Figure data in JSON

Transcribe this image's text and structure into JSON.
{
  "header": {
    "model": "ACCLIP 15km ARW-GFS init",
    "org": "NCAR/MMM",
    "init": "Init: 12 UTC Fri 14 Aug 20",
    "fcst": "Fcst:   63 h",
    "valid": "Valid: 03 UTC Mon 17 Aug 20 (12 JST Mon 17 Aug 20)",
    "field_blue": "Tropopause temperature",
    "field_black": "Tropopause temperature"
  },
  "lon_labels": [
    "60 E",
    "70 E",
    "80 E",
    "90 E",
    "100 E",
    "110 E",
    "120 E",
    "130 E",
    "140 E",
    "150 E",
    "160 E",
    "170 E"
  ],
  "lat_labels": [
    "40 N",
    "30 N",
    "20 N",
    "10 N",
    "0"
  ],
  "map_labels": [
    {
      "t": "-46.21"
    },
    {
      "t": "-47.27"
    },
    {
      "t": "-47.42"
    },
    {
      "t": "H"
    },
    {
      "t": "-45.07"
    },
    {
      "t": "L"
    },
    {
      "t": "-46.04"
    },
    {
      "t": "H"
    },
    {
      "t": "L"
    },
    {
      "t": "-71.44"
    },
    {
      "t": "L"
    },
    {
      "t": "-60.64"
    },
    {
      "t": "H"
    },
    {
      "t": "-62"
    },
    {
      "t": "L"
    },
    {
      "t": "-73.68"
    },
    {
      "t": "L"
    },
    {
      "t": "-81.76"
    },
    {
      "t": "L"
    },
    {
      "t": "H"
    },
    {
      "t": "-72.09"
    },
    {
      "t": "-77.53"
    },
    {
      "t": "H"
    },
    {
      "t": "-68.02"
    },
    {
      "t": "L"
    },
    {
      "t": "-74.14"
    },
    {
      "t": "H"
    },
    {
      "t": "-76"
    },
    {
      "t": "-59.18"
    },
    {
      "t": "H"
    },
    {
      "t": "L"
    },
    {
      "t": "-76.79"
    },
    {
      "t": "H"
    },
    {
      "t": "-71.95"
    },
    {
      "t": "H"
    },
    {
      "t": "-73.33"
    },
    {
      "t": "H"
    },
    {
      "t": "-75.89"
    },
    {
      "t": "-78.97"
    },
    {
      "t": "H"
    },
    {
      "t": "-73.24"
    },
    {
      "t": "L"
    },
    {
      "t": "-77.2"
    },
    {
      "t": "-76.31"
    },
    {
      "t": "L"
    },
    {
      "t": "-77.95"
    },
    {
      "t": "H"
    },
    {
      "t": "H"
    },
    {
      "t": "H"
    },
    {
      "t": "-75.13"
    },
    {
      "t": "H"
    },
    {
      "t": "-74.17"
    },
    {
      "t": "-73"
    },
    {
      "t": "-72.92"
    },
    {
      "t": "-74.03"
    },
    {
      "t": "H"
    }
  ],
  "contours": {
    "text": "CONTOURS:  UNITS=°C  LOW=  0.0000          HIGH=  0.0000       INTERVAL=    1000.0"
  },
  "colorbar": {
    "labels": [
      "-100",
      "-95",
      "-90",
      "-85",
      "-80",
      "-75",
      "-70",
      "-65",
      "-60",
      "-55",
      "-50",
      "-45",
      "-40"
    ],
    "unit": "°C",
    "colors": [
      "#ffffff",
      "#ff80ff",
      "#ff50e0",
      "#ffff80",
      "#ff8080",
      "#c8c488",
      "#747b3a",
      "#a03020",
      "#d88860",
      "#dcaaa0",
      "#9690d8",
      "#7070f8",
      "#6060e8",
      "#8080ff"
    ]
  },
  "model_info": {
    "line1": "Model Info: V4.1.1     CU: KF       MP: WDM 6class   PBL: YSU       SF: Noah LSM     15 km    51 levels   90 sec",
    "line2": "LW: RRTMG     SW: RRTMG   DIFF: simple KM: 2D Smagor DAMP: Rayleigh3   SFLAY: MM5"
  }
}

**Task brief**
Copy each line of the listing that includes "init".

**Expected output**
    "model": "ACCLIP 15km ARW-GFS init",
    "init": "Init: 12 UTC Fri 14 Aug 20",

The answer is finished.